------ AVAILABLE RECORDS

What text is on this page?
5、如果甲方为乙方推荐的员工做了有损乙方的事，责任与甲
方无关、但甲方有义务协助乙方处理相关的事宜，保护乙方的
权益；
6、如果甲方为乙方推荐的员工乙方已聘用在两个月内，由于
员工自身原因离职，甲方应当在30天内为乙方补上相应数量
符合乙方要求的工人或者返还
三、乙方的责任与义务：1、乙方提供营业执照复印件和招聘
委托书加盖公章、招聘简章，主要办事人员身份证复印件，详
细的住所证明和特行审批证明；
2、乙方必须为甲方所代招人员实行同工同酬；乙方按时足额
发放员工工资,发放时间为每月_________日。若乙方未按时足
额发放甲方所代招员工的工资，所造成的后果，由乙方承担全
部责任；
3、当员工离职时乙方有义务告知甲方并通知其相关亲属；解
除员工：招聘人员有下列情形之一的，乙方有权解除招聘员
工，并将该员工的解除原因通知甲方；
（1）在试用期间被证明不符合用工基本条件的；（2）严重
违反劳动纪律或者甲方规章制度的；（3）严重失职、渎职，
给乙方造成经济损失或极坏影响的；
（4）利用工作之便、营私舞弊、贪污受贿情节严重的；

------------

# AIM OF THE TASK
Extract each entry in full, exactly as given.

# RESPONSE TO THE TASK
What text is on this page?
5、如果甲方为乙方推荐的员工做了有损乙方的事，责任与甲
方无关、但甲方有义务协助乙方处理相关的事宜，保护乙方的
权益；
6、如果甲方为乙方推荐的员工乙方已聘用在两个月内，由于
员工自身原因离职，甲方应当在30天内为乙方补上相应数量
符合乙方要求的工人或者返还
三、乙方的责任与义务：1、乙方提供营业执照复印件和招聘
委托书加盖公章、招聘简章，主要办事人员身份证复印件，详
细的住所证明和特行审批证明；
2、乙方必须为甲方所代招人员实行同工同酬；乙方按时足额
发放员工工资,发放时间为每月_________日。若乙方未按时足
额发放甲方所代招员工的工资，所造成的后果，由乙方承担全
部责任；
3、当员工离职时乙方有义务告知甲方并通知其相关亲属；解
除员工：招聘人员有下列情形之一的，乙方有权解除招聘员
工，并将该员工的解除原因通知甲方；
（1）在试用期间被证明不符合用工基本条件的；（2）严重
违反劳动纪律或者甲方规章制度的；（3）严重失职、渎职，
给乙方造成经济损失或极坏影响的；
（4）利用工作之便、营私舞弊、贪污受贿情节严重的；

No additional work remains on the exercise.